*** Block opens ***

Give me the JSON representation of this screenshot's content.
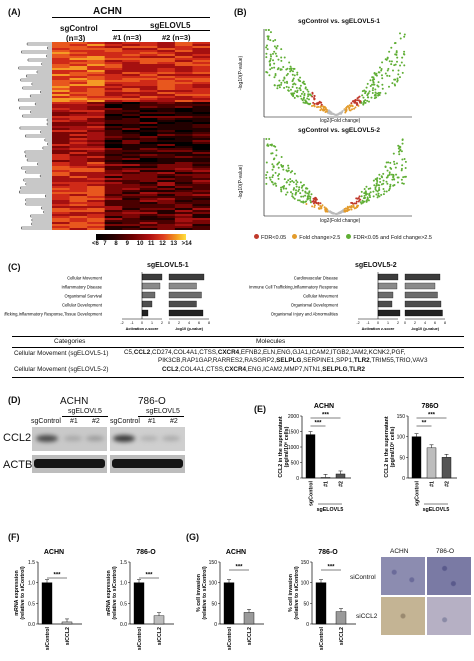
{
  "panels": {
    "A": "(A)",
    "B": "(B)",
    "C": "(C)",
    "D": "(D)",
    "E": "(E)",
    "F": "(F)",
    "G": "(G)"
  },
  "heatmap": {
    "title": "ACHN",
    "control_label": "sgControl",
    "control_n": "(n=3)",
    "group_label": "sgELOVL5",
    "sub1": "#1 (n=3)",
    "sub2": "#2 (n=3)",
    "scale_ticks": [
      "<6",
      "7",
      "8",
      "9",
      "10",
      "11",
      "12",
      "13",
      ">14"
    ]
  },
  "volcano": {
    "plot1_title": "sgControl vs. sgELOVL5-1",
    "plot2_title": "sgControl vs. sgELOVL5-2",
    "xlabel": "log2(Fold change)",
    "ylabel": "-log10(P-value)",
    "legend": [
      "FDR<0.05",
      "Fold change>2.5",
      "FDR<0.05 and Fold change>2.5"
    ],
    "colors": {
      "fdr": "#c0392b",
      "fold": "#e39b2b",
      "both": "#5fae34",
      "none": "#bbbbbb"
    }
  },
  "ipa": {
    "left_title": "sgELOVL5-1",
    "right_title": "sgELOVL5-2",
    "left_items": [
      "Cellular Movement",
      "Inflammatory Disease",
      "Organismal Survival",
      "Cellular Development",
      "Immune Cell Trafficking,Inflammatory Response,Tissue Development"
    ],
    "right_items": [
      "Cardiovascular Disease",
      "Immune Cell Trafficking,Inflammatory Response",
      "Cellular Movement",
      "Organismal Development",
      "Organismal Injury and Abnormalities"
    ],
    "xlabel_a": "Activation z-score",
    "xlabel_b": "-log10 (p-value)",
    "ticks_a": [
      "-2",
      "-1",
      "0",
      "1",
      "2"
    ],
    "ticks_b": [
      "0",
      "2",
      "4",
      "6",
      "8"
    ],
    "table_header_categories": "Categories",
    "table_header_molecules": "Molecules",
    "row1_category": "Cellular Movement (sgELOVL5-1)",
    "row1_mol_line1_a": "C5,",
    "row1_mol_line1_b": "CCL2",
    "row1_mol_line1_c": ",CD274,COL4A1,CTSS,",
    "row1_mol_line1_d": "CXCR4",
    "row1_mol_line1_e": ",EFNB2,ELN,ENG,GJA1,ICAM2,ITGB2,JAM2,KCNK2,PGF,",
    "row1_mol_line2_a": "PIK3CB,RAP1GAP,RARRES2,RASGRP2,",
    "row1_mol_line2_b": "SELPLG",
    "row1_mol_line2_c": ",SERPINE1,SPP1,",
    "row1_mol_line2_d": "TLR2",
    "row1_mol_line2_e": ",TRIM55,TRIO,VAV3",
    "row2_category": "Cellular Movement (sgELOVL5-2)",
    "row2_mol_a": "CCL2",
    "row2_mol_b": ",COL4A1,CTSS,",
    "row2_mol_c": "CXCR4",
    "row2_mol_d": ",ENG,ICAM2,MMP7,NTN1,",
    "row2_mol_e": "SELPLG",
    "row2_mol_f": ",",
    "row2_mol_g": "TLR2"
  },
  "western": {
    "cell1": "ACHN",
    "cell2": "786-O",
    "group": "sgELOVL5",
    "lane_control": "sgControl",
    "lane1": "#1",
    "lane2": "#2",
    "row1": "CCL2",
    "row2": "ACTB"
  },
  "elisa": {
    "title1": "ACHN",
    "title2": "786O",
    "ylabel": "CCL2 in the supernatant (pg/ml/10⁶ cells)",
    "categories": [
      "sgControl",
      "#1",
      "#2"
    ],
    "group_label": "sgELOVL5",
    "sig": [
      "***",
      "***",
      "**",
      "***"
    ],
    "ticks1": [
      "0",
      "500",
      "1000",
      "1500",
      "2000"
    ],
    "ticks2": [
      "0",
      "50",
      "100",
      "150"
    ]
  },
  "qpcr": {
    "title1": "ACHN",
    "title2": "786-O",
    "ylabel": "mRNA expression (relative to siControl)",
    "categories": [
      "siControl",
      "siCCL2"
    ],
    "sig": "***",
    "ticks": [
      "0.0",
      "0.5",
      "1.0",
      "1.5"
    ]
  },
  "invasion": {
    "title1": "ACHN",
    "title2": "786-O",
    "ylabel": "% cell invasion (relative to siControl)",
    "categories": [
      "siControl",
      "siCCL2"
    ],
    "sig": "***",
    "ticks": [
      "0",
      "50",
      "100",
      "150"
    ],
    "img_col1": "ACHN",
    "img_col2": "786-O",
    "img_row1": "siControl",
    "img_row2": "siCCL2"
  },
  "chart_data": [
    {
      "type": "bar",
      "title": "ACHN",
      "categories": [
        "sgControl",
        "#1",
        "#2"
      ],
      "values": [
        1400,
        20,
        130
      ],
      "ylim": [
        0,
        2000
      ],
      "ylabel": "CCL2 in the supernatant (pg/ml/10⁶ cells)",
      "xlabel": "sgELOVL5"
    },
    {
      "type": "bar",
      "title": "786O",
      "categories": [
        "sgControl",
        "#1",
        "#2"
      ],
      "values": [
        100,
        73,
        50
      ],
      "ylim": [
        0,
        150
      ],
      "ylabel": "CCL2 in the supernatant (pg/ml/10⁶ cells)",
      "xlabel": "sgELOVL5"
    },
    {
      "type": "bar",
      "title": "ACHN",
      "categories": [
        "siControl",
        "siCCL2"
      ],
      "values": [
        1.0,
        0.05
      ],
      "ylim": [
        0,
        1.5
      ],
      "ylabel": "mRNA expression (relative to siControl)"
    },
    {
      "type": "bar",
      "title": "786-O",
      "categories": [
        "siControl",
        "siCCL2"
      ],
      "values": [
        1.0,
        0.2
      ],
      "ylim": [
        0,
        1.5
      ],
      "ylabel": "mRNA expression (relative to siControl)"
    },
    {
      "type": "bar",
      "title": "ACHN",
      "categories": [
        "siControl",
        "siCCL2"
      ],
      "values": [
        100,
        28
      ],
      "ylim": [
        0,
        150
      ],
      "ylabel": "% cell invasion (relative to siControl)"
    },
    {
      "type": "bar",
      "title": "786-O",
      "categories": [
        "siControl",
        "siCCL2"
      ],
      "values": [
        100,
        30
      ],
      "ylim": [
        0,
        150
      ],
      "ylabel": "% cell invasion (relative to siControl)"
    },
    {
      "type": "bar",
      "title": "sgELOVL5-1",
      "categories": [
        "Cellular Movement",
        "Inflammatory Disease",
        "Organismal Survival",
        "Cellular Development",
        "Immune Cell Trafficking,Inflammatory Response,Tissue Development"
      ],
      "series": [
        {
          "name": "Activation z-score",
          "values": [
            2.0,
            1.8,
            1.3,
            1.0,
            0.6
          ]
        },
        {
          "name": "-log10 (p-value)",
          "values": [
            7.0,
            5.5,
            6.5,
            5.5,
            6.8
          ]
        }
      ]
    },
    {
      "type": "bar",
      "title": "sgELOVL5-2",
      "categories": [
        "Cardiovascular Disease",
        "Immune Cell Trafficking,Inflammatory Response",
        "Cellular Movement",
        "Organismal Development",
        "Organismal Injury and Abnormalities"
      ],
      "series": [
        {
          "name": "Activation z-score",
          "values": [
            2.0,
            1.9,
            1.5,
            1.4,
            2.2
          ]
        },
        {
          "name": "-log10 (p-value)",
          "values": [
            7.0,
            6.0,
            6.5,
            7.2,
            7.5
          ]
        }
      ]
    }
  ]
}
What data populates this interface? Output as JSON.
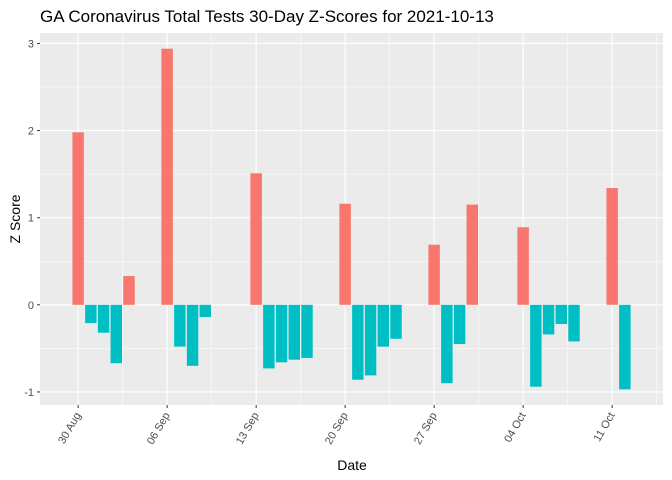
{
  "chart_data": {
    "type": "bar",
    "title": "GA Coronavirus Total Tests 30-Day Z-Scores for 2021-10-13",
    "xlabel": "Date",
    "ylabel": "Z Score",
    "x": [
      "2021-08-30",
      "2021-08-31",
      "2021-09-01",
      "2021-09-02",
      "2021-09-03",
      "2021-09-04",
      "2021-09-05",
      "2021-09-06",
      "2021-09-07",
      "2021-09-08",
      "2021-09-09",
      "2021-09-10",
      "2021-09-11",
      "2021-09-12",
      "2021-09-13",
      "2021-09-14",
      "2021-09-15",
      "2021-09-16",
      "2021-09-17",
      "2021-09-18",
      "2021-09-19",
      "2021-09-20",
      "2021-09-21",
      "2021-09-22",
      "2021-09-23",
      "2021-09-24",
      "2021-09-25",
      "2021-09-26",
      "2021-09-27",
      "2021-09-28",
      "2021-09-29",
      "2021-09-30",
      "2021-10-01",
      "2021-10-02",
      "2021-10-03",
      "2021-10-04",
      "2021-10-05",
      "2021-10-06",
      "2021-10-07",
      "2021-10-08",
      "2021-10-09",
      "2021-10-10",
      "2021-10-11",
      "2021-10-12"
    ],
    "values": [
      1.98,
      -0.21,
      -0.32,
      -0.67,
      0.33,
      null,
      null,
      2.94,
      -0.48,
      -0.7,
      -0.14,
      null,
      null,
      null,
      1.51,
      -0.73,
      -0.66,
      -0.63,
      -0.61,
      null,
      null,
      1.16,
      -0.86,
      -0.81,
      -0.48,
      -0.39,
      null,
      null,
      0.69,
      -0.9,
      -0.45,
      1.15,
      null,
      null,
      null,
      0.89,
      -0.94,
      -0.34,
      -0.22,
      -0.42,
      null,
      null,
      1.34,
      -0.97
    ],
    "positive_color": "#F8766D",
    "negative_color": "#00BFC4",
    "x_ticks": [
      {
        "date": "2021-08-30",
        "label": "30 Aug"
      },
      {
        "date": "2021-09-06",
        "label": "06 Sep"
      },
      {
        "date": "2021-09-13",
        "label": "13 Sep"
      },
      {
        "date": "2021-09-20",
        "label": "20 Sep"
      },
      {
        "date": "2021-09-27",
        "label": "27 Sep"
      },
      {
        "date": "2021-10-04",
        "label": "04 Oct"
      },
      {
        "date": "2021-10-11",
        "label": "11 Oct"
      }
    ],
    "y_ticks": [
      -1,
      0,
      1,
      2,
      3
    ],
    "ylim": [
      -1.15,
      3.12
    ],
    "xlim": [
      "2021-08-27",
      "2021-10-15"
    ],
    "grid": true,
    "legend": "none",
    "panel_color": "#EBEBEB",
    "grid_color": "#FFFFFF"
  }
}
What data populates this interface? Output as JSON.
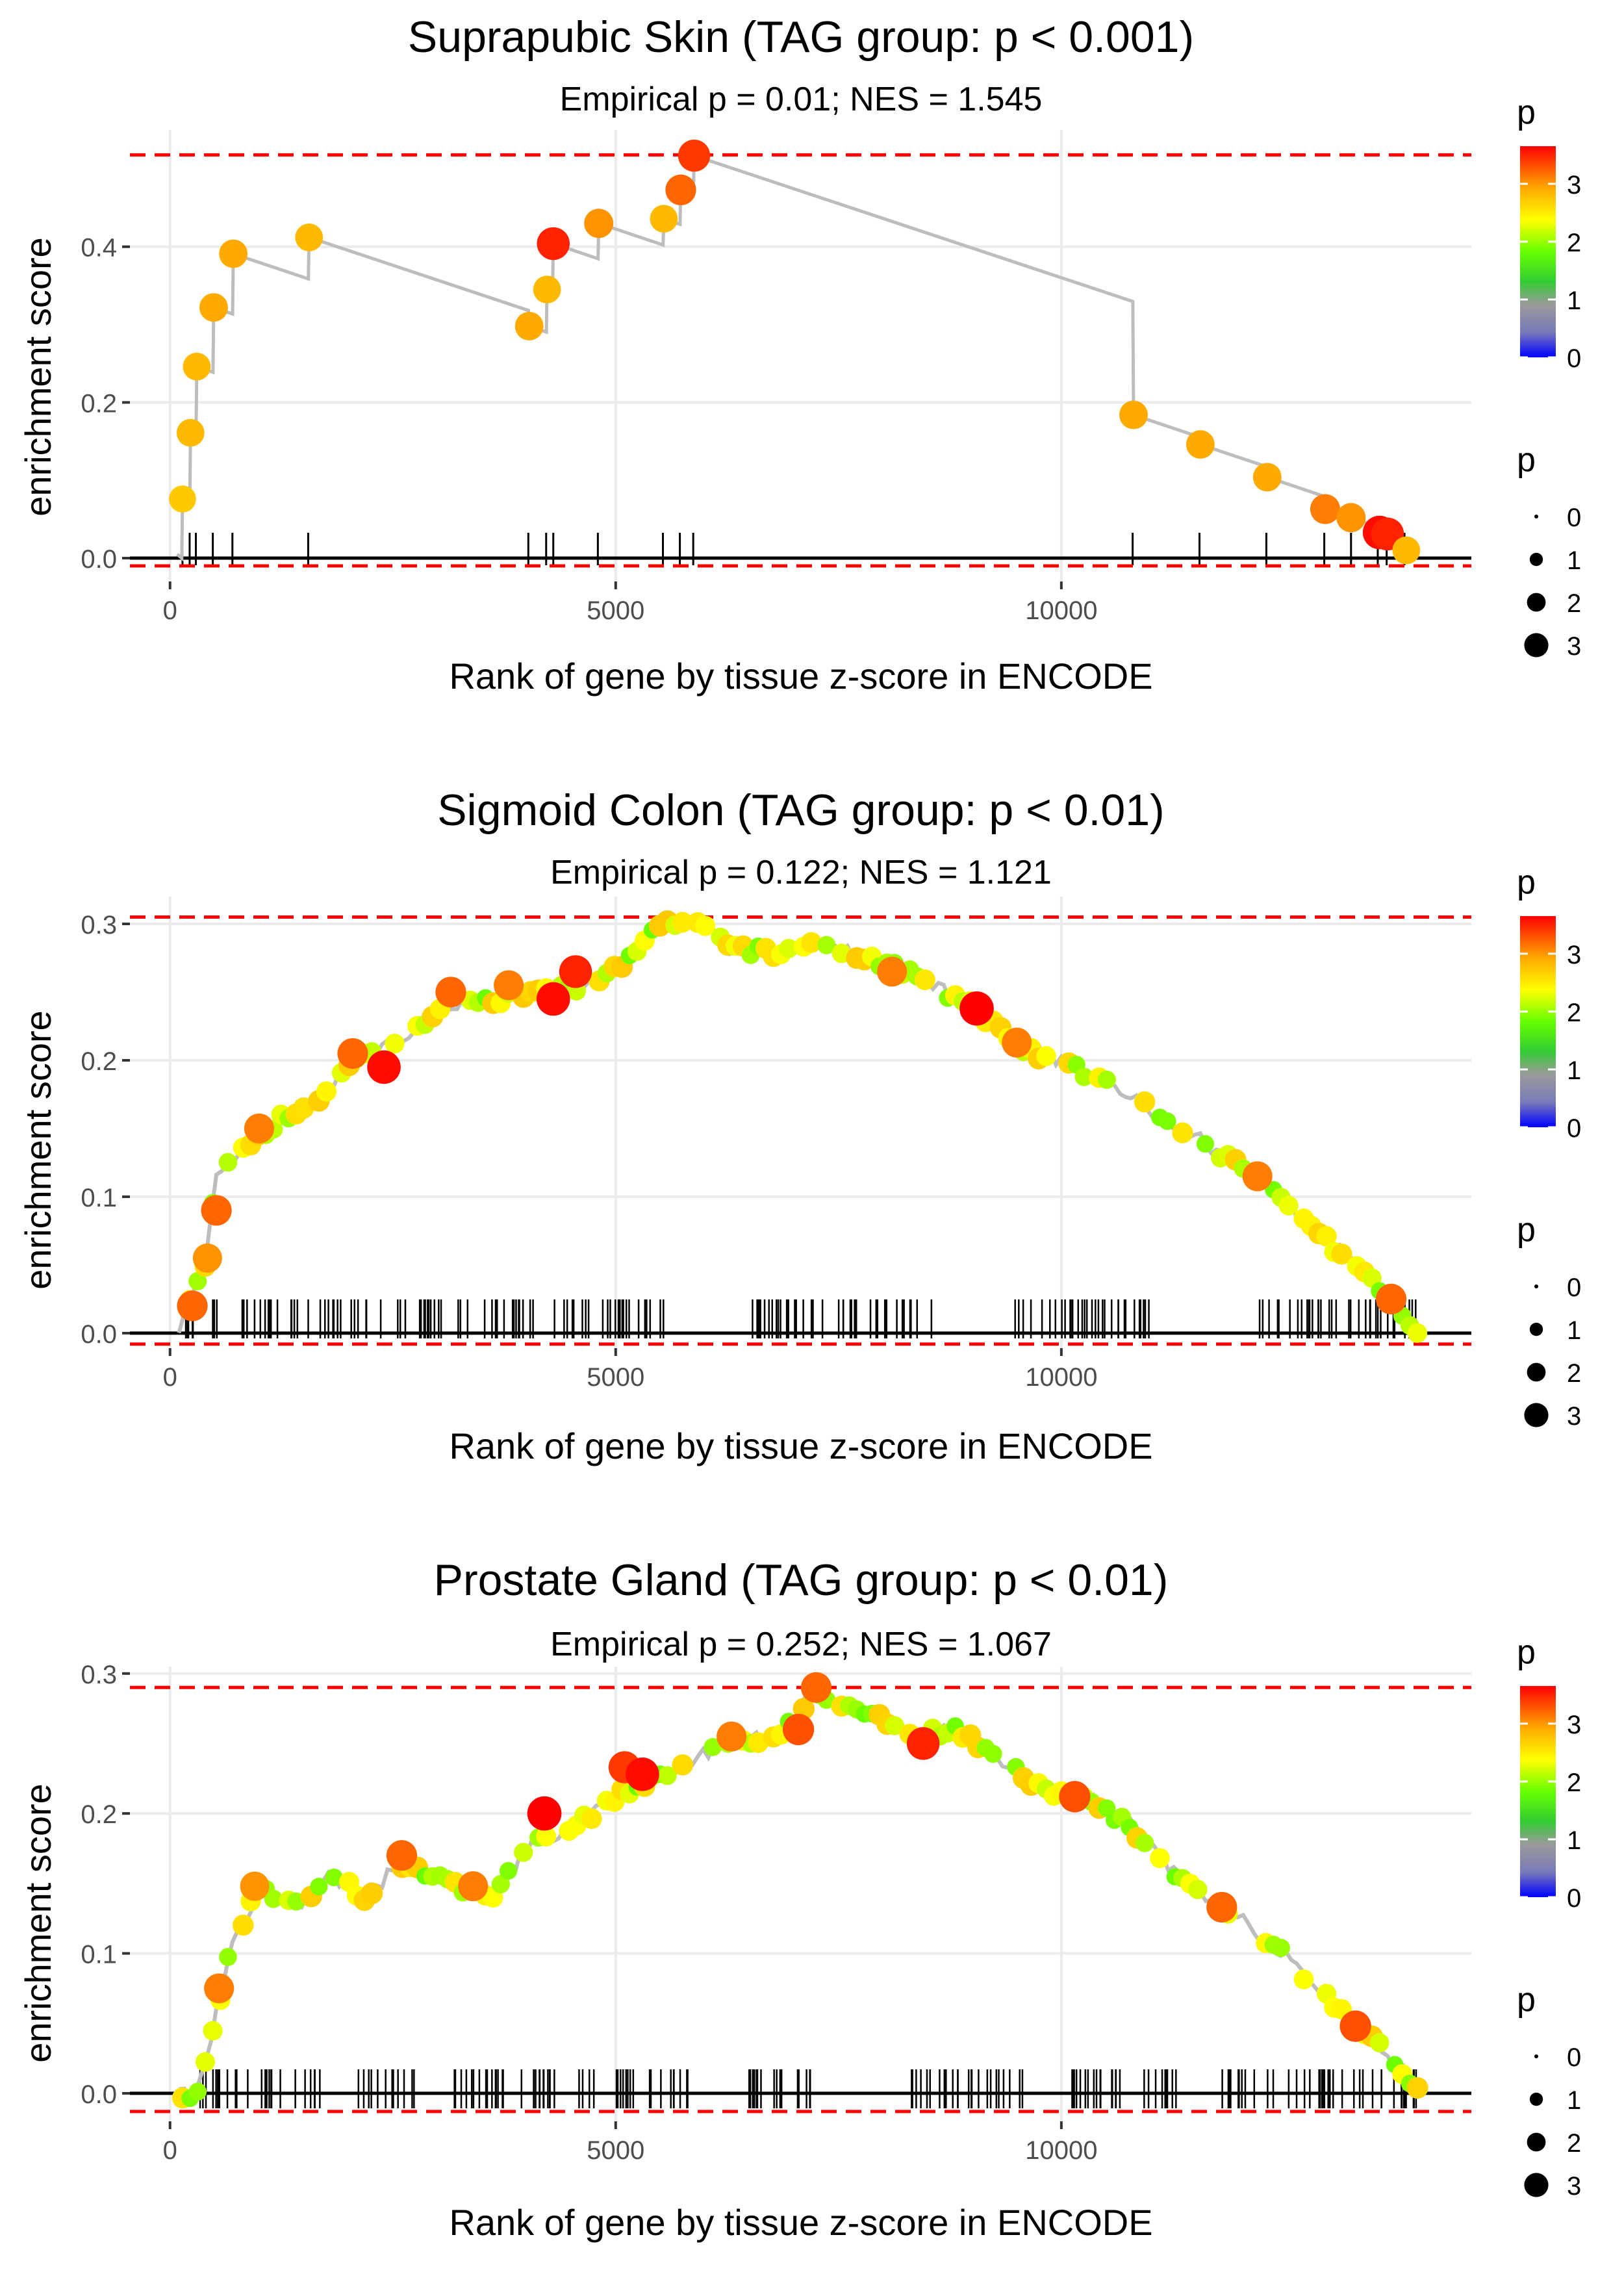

*** Block closes ***

Examine the records and pull out every line where the string "Cardiovascular" occurs.

      "Cardiovascular Disease",
        "Cardiovascular Disease",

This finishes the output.